▶ Task requirements:
Print the data that follows exactly.

▶ The records:
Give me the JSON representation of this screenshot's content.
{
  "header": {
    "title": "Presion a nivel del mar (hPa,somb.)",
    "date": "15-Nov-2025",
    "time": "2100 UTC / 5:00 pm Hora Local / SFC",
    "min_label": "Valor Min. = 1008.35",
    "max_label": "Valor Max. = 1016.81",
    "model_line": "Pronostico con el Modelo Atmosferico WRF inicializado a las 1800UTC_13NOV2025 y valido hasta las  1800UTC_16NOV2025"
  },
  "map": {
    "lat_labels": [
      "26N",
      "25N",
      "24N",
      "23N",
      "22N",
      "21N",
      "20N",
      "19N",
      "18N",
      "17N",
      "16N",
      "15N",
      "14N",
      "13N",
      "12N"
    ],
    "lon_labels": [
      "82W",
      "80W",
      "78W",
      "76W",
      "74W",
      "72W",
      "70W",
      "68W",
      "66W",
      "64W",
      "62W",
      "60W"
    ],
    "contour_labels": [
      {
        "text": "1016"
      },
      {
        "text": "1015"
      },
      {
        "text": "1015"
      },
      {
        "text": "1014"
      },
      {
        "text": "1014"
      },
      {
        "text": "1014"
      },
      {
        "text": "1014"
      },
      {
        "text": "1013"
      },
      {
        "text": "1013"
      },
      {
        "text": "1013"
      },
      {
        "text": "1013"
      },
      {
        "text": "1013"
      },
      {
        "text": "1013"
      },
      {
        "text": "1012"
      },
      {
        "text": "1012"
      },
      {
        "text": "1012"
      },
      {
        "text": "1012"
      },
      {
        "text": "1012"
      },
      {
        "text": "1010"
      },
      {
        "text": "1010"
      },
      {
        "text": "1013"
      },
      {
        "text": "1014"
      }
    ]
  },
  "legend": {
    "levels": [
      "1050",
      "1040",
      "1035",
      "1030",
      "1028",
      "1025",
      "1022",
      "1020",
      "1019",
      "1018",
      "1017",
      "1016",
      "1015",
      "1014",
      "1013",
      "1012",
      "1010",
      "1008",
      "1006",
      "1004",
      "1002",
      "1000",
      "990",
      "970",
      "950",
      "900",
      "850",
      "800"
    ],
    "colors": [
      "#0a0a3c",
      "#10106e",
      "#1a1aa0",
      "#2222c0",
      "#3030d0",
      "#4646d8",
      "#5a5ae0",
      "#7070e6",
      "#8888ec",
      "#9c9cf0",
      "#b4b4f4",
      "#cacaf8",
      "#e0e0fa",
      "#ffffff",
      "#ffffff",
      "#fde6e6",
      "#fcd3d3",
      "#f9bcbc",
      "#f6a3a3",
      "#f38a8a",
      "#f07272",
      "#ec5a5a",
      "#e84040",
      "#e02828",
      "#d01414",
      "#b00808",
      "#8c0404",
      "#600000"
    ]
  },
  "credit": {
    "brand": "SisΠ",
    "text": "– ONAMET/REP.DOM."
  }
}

▶ Solution below:
Give me the JSON representation of this screenshot's content.
{
  "header": {
    "title": "Presion a nivel del mar (hPa,somb.)",
    "date": "15-Nov-2025",
    "time": "2100 UTC / 5:00 pm Hora Local / SFC",
    "min_label": "Valor Min. = 1008.35",
    "max_label": "Valor Max. = 1016.81",
    "model_line": "Pronostico con el Modelo Atmosferico WRF inicializado a las 1800UTC_13NOV2025 y valido hasta las  1800UTC_16NOV2025"
  },
  "map": {
    "lat_labels": [
      "26N",
      "25N",
      "24N",
      "23N",
      "22N",
      "21N",
      "20N",
      "19N",
      "18N",
      "17N",
      "16N",
      "15N",
      "14N",
      "13N",
      "12N"
    ],
    "lon_labels": [
      "82W",
      "80W",
      "78W",
      "76W",
      "74W",
      "72W",
      "70W",
      "68W",
      "66W",
      "64W",
      "62W",
      "60W"
    ],
    "contour_labels": [
      {
        "text": "1016"
      },
      {
        "text": "1015"
      },
      {
        "text": "1015"
      },
      {
        "text": "1014"
      },
      {
        "text": "1014"
      },
      {
        "text": "1014"
      },
      {
        "text": "1014"
      },
      {
        "text": "1013"
      },
      {
        "text": "1013"
      },
      {
        "text": "1013"
      },
      {
        "text": "1013"
      },
      {
        "text": "1013"
      },
      {
        "text": "1013"
      },
      {
        "text": "1012"
      },
      {
        "text": "1012"
      },
      {
        "text": "1012"
      },
      {
        "text": "1012"
      },
      {
        "text": "1012"
      },
      {
        "text": "1010"
      },
      {
        "text": "1010"
      },
      {
        "text": "1013"
      },
      {
        "text": "1014"
      }
    ]
  },
  "legend": {
    "levels": [
      "1050",
      "1040",
      "1035",
      "1030",
      "1028",
      "1025",
      "1022",
      "1020",
      "1019",
      "1018",
      "1017",
      "1016",
      "1015",
      "1014",
      "1013",
      "1012",
      "1010",
      "1008",
      "1006",
      "1004",
      "1002",
      "1000",
      "990",
      "970",
      "950",
      "900",
      "850",
      "800"
    ],
    "colors": [
      "#0a0a3c",
      "#10106e",
      "#1a1aa0",
      "#2222c0",
      "#3030d0",
      "#4646d8",
      "#5a5ae0",
      "#7070e6",
      "#8888ec",
      "#9c9cf0",
      "#b4b4f4",
      "#cacaf8",
      "#e0e0fa",
      "#ffffff",
      "#ffffff",
      "#fde6e6",
      "#fcd3d3",
      "#f9bcbc",
      "#f6a3a3",
      "#f38a8a",
      "#f07272",
      "#ec5a5a",
      "#e84040",
      "#e02828",
      "#d01414",
      "#b00808",
      "#8c0404",
      "#600000"
    ]
  },
  "credit": {
    "brand": "SisΠ",
    "text": "– ONAMET/REP.DOM."
  }
}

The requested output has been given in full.